Determine how many lines contain the string "обучающихся" and reply with that number alone.

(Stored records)

- - -

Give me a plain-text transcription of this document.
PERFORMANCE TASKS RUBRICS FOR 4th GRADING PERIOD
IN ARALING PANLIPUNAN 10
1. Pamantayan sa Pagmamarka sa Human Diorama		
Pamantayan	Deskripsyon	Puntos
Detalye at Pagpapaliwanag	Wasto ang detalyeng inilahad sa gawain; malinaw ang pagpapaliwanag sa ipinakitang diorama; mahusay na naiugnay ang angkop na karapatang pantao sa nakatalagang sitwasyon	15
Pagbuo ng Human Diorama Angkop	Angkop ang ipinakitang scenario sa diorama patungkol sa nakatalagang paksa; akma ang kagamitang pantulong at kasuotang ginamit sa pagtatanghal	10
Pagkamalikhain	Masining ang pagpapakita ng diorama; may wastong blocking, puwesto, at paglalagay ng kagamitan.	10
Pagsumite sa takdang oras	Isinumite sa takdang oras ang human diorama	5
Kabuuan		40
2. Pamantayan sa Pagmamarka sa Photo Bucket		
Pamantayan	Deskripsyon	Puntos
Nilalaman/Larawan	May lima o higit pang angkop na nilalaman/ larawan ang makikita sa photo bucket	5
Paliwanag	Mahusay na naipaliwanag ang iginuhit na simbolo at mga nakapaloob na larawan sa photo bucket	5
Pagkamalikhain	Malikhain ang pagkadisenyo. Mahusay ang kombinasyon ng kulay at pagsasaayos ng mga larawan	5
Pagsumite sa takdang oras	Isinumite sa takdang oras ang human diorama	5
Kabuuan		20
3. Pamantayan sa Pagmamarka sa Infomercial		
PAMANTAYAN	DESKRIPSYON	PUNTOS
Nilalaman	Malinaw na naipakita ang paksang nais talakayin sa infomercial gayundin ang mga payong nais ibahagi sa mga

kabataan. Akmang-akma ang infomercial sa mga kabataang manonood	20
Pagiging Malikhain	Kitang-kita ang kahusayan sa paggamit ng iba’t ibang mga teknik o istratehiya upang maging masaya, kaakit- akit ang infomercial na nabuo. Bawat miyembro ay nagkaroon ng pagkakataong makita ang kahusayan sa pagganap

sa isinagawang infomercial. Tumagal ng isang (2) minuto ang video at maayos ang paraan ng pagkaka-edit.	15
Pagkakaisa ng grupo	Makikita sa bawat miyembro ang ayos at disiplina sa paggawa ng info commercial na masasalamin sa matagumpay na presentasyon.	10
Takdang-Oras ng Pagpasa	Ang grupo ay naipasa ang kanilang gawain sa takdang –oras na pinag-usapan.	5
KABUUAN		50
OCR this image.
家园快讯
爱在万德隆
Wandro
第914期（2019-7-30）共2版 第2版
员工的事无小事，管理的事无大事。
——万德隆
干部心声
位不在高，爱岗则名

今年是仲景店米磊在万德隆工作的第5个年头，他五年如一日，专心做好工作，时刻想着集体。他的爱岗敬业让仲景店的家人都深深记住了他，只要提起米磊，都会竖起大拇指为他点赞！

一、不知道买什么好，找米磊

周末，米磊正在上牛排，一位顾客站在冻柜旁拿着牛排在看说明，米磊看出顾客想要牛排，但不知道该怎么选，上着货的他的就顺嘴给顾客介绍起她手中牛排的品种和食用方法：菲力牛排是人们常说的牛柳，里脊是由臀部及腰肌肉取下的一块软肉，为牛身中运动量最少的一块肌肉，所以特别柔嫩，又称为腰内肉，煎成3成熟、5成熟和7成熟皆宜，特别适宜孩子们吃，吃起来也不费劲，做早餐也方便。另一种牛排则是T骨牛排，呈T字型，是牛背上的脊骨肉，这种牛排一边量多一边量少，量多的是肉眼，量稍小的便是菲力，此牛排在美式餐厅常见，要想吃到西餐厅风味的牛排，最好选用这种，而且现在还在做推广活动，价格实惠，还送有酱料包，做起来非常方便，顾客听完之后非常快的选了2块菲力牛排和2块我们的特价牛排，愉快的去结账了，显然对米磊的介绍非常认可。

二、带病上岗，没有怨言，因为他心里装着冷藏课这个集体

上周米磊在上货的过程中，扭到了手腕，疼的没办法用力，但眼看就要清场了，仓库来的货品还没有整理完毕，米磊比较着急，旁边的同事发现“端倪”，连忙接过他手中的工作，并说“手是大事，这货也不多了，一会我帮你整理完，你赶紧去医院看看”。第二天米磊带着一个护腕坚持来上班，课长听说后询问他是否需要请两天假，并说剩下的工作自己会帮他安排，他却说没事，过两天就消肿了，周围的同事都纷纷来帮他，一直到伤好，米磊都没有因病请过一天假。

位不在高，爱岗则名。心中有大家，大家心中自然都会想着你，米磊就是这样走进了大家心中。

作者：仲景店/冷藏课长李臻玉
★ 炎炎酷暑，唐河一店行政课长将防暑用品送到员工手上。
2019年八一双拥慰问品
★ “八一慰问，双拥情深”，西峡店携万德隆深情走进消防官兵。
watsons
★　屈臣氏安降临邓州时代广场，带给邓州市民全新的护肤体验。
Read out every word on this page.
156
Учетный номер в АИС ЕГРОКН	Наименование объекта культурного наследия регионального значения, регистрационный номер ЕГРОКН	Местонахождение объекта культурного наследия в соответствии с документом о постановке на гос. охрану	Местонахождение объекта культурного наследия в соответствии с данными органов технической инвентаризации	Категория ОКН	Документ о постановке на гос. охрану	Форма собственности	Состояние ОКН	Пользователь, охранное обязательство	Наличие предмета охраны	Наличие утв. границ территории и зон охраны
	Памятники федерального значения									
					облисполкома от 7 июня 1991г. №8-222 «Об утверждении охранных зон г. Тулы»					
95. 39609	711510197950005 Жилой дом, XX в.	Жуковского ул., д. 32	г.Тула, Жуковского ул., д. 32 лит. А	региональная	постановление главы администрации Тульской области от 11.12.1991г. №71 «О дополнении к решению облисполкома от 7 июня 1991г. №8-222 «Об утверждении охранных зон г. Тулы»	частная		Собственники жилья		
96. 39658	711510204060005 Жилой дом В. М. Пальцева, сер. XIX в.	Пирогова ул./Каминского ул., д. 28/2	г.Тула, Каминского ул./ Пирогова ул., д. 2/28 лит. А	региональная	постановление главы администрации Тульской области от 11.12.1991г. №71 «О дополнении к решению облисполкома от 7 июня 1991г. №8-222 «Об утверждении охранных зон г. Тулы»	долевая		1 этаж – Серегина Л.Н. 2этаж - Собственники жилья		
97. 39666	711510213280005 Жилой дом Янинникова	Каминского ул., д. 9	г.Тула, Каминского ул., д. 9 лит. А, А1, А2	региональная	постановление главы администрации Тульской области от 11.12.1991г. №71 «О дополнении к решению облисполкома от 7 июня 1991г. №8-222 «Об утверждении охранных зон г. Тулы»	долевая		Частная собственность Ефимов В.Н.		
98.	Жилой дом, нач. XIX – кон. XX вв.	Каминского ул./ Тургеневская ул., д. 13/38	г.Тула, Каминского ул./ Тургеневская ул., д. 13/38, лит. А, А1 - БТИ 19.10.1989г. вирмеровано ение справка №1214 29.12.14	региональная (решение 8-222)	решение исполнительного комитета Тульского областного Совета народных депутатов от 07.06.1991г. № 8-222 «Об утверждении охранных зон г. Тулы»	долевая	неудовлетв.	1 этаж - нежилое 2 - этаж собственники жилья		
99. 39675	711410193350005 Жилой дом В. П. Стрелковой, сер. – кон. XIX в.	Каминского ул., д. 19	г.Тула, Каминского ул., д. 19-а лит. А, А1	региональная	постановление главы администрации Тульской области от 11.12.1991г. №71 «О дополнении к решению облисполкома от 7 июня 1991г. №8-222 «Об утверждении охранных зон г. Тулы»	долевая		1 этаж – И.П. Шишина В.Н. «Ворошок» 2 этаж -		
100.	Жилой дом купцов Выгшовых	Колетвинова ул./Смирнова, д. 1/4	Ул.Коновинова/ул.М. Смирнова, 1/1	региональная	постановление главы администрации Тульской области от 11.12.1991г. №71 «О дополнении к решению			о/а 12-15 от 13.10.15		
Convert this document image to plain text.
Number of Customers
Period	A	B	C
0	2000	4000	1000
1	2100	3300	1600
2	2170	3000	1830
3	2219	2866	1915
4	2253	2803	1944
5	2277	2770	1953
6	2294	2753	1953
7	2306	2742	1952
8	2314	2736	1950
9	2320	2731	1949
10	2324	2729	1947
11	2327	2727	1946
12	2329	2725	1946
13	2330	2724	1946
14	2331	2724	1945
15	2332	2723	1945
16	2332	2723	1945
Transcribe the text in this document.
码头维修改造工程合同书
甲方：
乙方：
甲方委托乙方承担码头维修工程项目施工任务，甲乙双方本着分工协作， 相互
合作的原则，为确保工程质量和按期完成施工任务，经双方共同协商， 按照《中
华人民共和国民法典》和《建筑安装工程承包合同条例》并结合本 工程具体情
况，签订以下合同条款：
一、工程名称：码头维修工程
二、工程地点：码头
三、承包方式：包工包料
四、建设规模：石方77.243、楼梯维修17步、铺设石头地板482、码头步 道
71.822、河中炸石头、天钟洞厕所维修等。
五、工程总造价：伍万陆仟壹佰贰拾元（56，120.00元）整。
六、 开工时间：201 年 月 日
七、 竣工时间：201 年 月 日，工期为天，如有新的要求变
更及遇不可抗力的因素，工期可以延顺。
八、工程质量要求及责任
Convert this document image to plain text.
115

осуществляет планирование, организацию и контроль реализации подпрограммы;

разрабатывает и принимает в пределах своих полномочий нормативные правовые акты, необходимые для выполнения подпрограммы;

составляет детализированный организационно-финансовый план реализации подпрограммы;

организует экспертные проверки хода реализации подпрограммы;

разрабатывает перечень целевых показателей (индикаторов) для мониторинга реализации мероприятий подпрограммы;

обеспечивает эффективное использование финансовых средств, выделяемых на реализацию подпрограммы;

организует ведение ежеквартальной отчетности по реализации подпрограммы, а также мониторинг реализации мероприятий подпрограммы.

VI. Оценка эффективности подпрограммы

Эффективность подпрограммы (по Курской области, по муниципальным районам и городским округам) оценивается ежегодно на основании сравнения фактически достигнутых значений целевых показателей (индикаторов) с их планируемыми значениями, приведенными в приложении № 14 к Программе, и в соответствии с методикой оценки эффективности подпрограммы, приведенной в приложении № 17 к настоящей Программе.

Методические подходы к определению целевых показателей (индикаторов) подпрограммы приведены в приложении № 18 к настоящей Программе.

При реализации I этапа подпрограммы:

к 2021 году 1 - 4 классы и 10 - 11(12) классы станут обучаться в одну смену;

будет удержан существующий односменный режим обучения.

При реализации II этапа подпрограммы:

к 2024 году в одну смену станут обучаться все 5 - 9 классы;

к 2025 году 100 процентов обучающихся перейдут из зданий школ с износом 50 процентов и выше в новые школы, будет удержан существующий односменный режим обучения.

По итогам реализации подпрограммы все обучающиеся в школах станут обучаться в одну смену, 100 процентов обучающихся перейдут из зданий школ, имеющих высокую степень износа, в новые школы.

- - -

◆ Written solution
2